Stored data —

····················

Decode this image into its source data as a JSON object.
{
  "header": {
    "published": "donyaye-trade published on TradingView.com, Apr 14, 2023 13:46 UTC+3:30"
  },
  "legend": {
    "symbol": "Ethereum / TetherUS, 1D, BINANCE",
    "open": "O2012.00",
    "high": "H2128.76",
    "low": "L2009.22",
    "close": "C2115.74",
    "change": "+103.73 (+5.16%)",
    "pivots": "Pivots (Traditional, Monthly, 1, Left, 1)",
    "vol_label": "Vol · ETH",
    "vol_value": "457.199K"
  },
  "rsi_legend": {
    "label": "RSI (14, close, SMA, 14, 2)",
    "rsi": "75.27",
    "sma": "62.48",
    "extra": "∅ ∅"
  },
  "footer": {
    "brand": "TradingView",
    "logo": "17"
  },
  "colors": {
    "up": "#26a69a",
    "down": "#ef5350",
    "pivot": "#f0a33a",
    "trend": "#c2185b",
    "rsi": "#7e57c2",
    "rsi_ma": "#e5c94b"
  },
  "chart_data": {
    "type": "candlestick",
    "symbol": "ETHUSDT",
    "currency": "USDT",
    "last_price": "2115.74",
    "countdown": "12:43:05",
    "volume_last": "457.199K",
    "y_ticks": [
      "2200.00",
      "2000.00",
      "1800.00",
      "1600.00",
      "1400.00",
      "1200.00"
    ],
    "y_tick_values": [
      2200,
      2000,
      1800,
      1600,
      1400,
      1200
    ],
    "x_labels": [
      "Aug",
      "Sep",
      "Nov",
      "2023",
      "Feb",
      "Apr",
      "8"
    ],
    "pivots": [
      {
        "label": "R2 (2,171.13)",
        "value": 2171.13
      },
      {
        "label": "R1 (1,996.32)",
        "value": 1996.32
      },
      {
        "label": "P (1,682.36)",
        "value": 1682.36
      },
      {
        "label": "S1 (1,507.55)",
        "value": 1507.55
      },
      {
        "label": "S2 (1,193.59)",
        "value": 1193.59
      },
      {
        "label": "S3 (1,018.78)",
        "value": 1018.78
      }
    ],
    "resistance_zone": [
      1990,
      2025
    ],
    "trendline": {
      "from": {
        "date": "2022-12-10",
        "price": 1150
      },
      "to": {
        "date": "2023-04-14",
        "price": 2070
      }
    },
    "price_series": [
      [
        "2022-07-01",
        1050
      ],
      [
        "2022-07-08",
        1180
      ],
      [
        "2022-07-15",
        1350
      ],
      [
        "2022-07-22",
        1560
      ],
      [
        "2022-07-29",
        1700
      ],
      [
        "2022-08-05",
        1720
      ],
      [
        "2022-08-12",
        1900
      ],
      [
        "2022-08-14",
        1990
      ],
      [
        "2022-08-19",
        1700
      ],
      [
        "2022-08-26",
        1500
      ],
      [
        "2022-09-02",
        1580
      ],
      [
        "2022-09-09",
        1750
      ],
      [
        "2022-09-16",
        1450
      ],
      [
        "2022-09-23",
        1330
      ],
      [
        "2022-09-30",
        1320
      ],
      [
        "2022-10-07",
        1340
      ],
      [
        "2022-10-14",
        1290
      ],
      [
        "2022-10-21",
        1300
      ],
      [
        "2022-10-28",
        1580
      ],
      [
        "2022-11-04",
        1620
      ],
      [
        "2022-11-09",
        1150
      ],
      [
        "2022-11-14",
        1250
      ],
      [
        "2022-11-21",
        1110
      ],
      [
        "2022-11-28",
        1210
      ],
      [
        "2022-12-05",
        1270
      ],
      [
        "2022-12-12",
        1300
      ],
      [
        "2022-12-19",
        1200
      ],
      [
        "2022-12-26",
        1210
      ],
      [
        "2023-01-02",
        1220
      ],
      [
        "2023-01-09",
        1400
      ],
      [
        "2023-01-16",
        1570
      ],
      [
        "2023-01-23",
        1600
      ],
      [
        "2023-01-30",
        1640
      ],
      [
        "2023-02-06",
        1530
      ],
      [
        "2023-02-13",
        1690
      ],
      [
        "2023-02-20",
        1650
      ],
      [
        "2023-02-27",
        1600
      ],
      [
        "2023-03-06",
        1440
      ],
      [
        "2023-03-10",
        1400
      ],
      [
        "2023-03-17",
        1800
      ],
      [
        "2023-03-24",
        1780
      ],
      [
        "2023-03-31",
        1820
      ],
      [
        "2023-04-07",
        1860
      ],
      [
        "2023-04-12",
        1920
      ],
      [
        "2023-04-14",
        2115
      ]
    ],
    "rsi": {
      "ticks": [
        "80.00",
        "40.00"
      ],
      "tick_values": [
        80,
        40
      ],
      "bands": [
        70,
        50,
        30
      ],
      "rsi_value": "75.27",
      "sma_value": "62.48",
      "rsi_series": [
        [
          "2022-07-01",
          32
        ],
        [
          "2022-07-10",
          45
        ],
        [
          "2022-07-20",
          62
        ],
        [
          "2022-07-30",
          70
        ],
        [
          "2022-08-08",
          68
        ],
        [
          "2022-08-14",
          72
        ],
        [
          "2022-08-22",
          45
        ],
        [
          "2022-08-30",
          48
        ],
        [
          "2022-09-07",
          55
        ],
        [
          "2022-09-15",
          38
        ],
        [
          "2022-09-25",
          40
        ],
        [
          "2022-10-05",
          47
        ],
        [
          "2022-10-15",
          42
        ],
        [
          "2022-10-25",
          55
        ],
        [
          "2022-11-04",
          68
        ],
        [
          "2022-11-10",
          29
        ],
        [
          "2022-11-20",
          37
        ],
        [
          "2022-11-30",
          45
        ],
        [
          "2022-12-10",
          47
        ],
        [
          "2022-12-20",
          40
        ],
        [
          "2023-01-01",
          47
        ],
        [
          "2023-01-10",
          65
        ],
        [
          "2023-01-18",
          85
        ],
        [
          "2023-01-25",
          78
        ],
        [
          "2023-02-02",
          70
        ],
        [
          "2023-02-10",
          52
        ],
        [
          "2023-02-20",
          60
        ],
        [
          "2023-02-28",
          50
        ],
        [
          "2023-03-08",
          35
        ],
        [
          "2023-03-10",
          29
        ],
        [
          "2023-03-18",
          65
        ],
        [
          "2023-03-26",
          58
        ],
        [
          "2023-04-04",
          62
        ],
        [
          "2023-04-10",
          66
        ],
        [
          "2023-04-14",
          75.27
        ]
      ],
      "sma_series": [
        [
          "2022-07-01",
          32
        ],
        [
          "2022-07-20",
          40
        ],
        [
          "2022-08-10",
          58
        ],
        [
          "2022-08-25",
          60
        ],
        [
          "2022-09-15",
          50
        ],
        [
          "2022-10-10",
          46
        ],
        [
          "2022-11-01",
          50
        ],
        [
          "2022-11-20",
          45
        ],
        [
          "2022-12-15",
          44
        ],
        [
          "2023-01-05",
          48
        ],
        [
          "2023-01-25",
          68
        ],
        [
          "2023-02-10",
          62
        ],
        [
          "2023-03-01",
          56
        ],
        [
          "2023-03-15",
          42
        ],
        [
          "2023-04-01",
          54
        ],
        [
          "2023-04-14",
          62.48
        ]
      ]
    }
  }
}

····················

Goal —
Report the number of lines that contain "close", with no other words.

Solution to the problem —
2